### WRITTEN REQUEST:
Find all lines in the records that include the word "from", and copy them out.

Begin

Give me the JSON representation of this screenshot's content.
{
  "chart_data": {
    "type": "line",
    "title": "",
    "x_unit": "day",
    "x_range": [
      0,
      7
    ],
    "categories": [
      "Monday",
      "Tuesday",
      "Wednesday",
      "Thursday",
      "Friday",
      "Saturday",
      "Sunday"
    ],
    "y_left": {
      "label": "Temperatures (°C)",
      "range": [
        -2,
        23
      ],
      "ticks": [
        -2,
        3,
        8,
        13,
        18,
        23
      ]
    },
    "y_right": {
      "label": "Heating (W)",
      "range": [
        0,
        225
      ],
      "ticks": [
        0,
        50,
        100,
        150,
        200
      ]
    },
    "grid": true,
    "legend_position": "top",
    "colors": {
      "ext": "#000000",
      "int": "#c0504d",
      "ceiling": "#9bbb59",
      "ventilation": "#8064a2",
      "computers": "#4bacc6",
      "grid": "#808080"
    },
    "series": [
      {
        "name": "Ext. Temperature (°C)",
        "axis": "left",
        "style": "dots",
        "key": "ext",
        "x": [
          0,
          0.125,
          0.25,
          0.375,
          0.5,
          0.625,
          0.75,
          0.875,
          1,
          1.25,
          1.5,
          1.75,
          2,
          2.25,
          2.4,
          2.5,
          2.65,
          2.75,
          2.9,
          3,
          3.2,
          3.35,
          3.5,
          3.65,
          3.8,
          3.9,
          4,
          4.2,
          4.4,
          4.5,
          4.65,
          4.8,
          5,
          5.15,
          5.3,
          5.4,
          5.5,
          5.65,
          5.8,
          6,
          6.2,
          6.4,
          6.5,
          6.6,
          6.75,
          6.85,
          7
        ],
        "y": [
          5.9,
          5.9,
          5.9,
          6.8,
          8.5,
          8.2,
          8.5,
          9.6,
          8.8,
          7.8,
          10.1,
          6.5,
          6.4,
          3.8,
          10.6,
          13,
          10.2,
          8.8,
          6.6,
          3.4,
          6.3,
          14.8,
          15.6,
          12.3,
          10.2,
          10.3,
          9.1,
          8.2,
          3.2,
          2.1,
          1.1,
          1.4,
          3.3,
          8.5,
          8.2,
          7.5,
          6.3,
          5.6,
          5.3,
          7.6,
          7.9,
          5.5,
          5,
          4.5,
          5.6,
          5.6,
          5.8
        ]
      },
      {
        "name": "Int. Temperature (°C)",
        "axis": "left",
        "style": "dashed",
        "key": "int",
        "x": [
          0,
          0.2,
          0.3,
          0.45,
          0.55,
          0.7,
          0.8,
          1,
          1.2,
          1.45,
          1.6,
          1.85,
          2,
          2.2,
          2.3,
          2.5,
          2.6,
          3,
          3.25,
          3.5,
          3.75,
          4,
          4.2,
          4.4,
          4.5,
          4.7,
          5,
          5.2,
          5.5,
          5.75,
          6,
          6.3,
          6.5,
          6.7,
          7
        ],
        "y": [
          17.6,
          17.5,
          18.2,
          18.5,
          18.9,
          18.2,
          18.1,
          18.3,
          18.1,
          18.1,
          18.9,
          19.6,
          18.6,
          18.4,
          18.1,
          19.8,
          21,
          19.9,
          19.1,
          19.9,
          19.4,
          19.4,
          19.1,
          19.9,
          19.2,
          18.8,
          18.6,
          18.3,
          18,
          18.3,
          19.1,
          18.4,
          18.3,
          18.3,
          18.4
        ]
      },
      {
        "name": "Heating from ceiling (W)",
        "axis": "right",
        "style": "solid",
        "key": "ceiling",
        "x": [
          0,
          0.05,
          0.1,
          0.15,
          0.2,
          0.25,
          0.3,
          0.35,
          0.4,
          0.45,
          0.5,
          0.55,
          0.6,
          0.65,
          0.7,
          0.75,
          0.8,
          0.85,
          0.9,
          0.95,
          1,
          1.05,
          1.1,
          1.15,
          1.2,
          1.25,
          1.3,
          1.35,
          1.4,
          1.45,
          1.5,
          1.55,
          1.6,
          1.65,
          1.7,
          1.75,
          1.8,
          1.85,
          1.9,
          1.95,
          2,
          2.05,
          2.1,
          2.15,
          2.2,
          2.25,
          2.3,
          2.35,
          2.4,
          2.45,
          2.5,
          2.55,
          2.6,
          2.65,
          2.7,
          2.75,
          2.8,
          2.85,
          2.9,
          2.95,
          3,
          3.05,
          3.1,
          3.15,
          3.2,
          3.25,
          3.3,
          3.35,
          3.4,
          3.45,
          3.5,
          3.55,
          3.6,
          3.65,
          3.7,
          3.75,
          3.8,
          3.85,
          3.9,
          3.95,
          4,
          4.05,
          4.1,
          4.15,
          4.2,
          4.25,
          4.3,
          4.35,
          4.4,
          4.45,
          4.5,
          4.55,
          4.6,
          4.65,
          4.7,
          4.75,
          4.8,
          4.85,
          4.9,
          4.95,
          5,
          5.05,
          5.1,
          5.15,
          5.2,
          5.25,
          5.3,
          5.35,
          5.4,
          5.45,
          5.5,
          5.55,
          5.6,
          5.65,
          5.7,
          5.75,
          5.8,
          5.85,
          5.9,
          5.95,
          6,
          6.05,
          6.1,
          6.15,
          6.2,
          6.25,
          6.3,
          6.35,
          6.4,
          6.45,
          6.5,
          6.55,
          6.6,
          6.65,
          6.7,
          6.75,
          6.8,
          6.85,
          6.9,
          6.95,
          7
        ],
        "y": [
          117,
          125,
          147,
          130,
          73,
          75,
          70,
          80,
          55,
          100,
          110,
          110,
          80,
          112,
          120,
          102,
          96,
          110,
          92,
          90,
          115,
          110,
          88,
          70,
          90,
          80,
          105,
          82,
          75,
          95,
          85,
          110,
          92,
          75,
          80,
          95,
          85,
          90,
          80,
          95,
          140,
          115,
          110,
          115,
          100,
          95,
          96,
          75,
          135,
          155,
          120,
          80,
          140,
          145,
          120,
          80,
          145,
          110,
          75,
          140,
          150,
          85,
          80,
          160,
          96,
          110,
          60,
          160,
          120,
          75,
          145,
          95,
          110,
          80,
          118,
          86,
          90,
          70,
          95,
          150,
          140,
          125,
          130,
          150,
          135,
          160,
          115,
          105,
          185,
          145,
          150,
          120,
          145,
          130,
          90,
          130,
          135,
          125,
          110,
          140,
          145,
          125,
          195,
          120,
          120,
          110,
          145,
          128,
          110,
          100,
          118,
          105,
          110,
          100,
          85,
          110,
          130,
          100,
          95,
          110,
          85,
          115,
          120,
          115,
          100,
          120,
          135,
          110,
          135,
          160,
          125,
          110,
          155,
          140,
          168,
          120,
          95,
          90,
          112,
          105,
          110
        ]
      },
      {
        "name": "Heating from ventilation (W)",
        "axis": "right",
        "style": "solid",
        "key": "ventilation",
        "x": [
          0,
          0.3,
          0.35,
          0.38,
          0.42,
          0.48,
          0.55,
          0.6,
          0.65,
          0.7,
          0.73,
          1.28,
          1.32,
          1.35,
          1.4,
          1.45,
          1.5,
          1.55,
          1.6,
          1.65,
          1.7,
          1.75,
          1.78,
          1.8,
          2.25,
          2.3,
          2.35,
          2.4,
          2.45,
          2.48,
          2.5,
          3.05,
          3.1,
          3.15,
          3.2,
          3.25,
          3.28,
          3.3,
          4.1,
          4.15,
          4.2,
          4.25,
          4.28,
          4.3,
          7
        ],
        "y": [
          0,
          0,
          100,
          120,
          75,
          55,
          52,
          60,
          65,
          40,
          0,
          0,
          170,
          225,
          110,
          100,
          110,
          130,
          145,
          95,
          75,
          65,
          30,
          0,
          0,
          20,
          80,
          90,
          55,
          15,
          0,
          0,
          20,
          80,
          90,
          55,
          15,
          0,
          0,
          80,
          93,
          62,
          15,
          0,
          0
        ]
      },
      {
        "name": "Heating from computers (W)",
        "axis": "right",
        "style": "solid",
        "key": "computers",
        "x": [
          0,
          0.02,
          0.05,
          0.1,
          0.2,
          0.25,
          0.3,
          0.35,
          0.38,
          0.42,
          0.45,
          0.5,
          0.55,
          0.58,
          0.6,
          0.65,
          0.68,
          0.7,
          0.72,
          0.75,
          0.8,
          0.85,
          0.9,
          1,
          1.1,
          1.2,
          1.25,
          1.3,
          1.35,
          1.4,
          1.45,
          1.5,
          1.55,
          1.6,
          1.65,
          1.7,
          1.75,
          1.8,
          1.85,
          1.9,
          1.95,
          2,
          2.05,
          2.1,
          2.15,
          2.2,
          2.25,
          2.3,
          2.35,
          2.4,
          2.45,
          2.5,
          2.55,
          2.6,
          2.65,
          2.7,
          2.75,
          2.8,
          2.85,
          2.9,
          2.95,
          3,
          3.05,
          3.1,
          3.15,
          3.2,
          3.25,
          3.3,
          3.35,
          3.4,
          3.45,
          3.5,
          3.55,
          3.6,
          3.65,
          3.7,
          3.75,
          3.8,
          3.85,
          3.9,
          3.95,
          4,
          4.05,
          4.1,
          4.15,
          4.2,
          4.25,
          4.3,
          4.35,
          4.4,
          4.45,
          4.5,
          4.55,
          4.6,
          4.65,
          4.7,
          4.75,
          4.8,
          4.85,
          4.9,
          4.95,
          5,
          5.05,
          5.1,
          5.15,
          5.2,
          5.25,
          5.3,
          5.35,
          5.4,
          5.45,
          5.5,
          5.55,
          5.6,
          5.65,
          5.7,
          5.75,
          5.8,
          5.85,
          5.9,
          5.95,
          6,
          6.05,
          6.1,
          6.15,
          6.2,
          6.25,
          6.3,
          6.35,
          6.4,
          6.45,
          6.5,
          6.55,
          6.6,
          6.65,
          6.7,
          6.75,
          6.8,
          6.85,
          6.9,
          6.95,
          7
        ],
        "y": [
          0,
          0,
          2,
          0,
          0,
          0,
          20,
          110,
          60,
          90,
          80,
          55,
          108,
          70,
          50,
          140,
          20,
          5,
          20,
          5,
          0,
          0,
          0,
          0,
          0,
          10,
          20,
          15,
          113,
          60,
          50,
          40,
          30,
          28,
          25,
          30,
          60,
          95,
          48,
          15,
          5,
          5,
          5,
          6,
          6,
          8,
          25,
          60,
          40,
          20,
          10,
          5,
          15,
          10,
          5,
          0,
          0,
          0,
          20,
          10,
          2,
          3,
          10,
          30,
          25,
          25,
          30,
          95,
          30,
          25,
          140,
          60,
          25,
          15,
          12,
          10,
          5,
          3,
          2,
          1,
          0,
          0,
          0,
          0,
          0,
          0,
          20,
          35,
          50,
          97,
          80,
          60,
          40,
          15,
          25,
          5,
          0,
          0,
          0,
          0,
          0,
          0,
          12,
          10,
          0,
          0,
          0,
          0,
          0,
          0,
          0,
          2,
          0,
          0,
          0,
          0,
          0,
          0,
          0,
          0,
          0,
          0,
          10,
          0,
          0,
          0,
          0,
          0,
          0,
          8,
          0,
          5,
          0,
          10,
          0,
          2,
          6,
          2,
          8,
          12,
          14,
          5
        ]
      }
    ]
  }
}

End

### EXERCISE RESULT:
        "name": "Heating from ceiling (W)",
        "name": "Heating from ventilation (W)",
        "name": "Heating from computers (W)",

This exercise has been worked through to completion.